Material for the task:
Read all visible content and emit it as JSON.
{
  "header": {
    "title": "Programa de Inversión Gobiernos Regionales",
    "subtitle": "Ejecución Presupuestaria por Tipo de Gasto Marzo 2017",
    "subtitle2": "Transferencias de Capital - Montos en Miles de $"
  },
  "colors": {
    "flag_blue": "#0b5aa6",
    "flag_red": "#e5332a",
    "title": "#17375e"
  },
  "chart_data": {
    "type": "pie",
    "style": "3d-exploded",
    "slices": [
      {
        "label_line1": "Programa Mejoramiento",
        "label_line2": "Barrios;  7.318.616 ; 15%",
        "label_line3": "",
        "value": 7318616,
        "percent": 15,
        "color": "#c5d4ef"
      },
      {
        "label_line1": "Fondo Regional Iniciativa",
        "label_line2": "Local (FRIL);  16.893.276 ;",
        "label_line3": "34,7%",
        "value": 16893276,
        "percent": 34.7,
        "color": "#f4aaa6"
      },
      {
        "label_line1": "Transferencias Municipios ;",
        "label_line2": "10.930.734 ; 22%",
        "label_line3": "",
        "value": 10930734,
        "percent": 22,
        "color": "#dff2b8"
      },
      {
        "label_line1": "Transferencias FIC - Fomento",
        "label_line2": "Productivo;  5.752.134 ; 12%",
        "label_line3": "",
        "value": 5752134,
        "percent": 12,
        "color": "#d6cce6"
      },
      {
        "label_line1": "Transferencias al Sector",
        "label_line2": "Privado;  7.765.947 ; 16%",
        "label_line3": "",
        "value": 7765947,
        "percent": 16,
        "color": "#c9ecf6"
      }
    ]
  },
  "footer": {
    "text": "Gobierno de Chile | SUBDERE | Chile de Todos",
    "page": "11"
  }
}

Problem description:
Extract each entry in full and write it down exactly.

Completed task:
Read all visible content and emit it as JSON.
{
  "header": {
    "title": "Programa de Inversión Gobiernos Regionales",
    "subtitle": "Ejecución Presupuestaria por Tipo de Gasto Marzo 2017",
    "subtitle2": "Transferencias de Capital - Montos en Miles de $"
  },
  "colors": {
    "flag_blue": "#0b5aa6",
    "flag_red": "#e5332a",
    "title": "#17375e"
  },
  "chart_data": {
    "type": "pie",
    "style": "3d-exploded",
    "slices": [
      {
        "label_line1": "Programa Mejoramiento",
        "label_line2": "Barrios;  7.318.616 ; 15%",
        "label_line3": "",
        "value": 7318616,
        "percent": 15,
        "color": "#c5d4ef"
      },
      {
        "label_line1": "Fondo Regional Iniciativa",
        "label_line2": "Local (FRIL);  16.893.276 ;",
        "label_line3": "34,7%",
        "value": 16893276,
        "percent": 34.7,
        "color": "#f4aaa6"
      },
      {
        "label_line1": "Transferencias Municipios ;",
        "label_line2": "10.930.734 ; 22%",
        "label_line3": "",
        "value": 10930734,
        "percent": 22,
        "color": "#dff2b8"
      },
      {
        "label_line1": "Transferencias FIC - Fomento",
        "label_line2": "Productivo;  5.752.134 ; 12%",
        "label_line3": "",
        "value": 5752134,
        "percent": 12,
        "color": "#d6cce6"
      },
      {
        "label_line1": "Transferencias al Sector",
        "label_line2": "Privado;  7.765.947 ; 16%",
        "label_line3": "",
        "value": 7765947,
        "percent": 16,
        "color": "#c9ecf6"
      }
    ]
  },
  "footer": {
    "text": "Gobierno de Chile | SUBDERE | Chile de Todos",
    "page": "11"
  }
}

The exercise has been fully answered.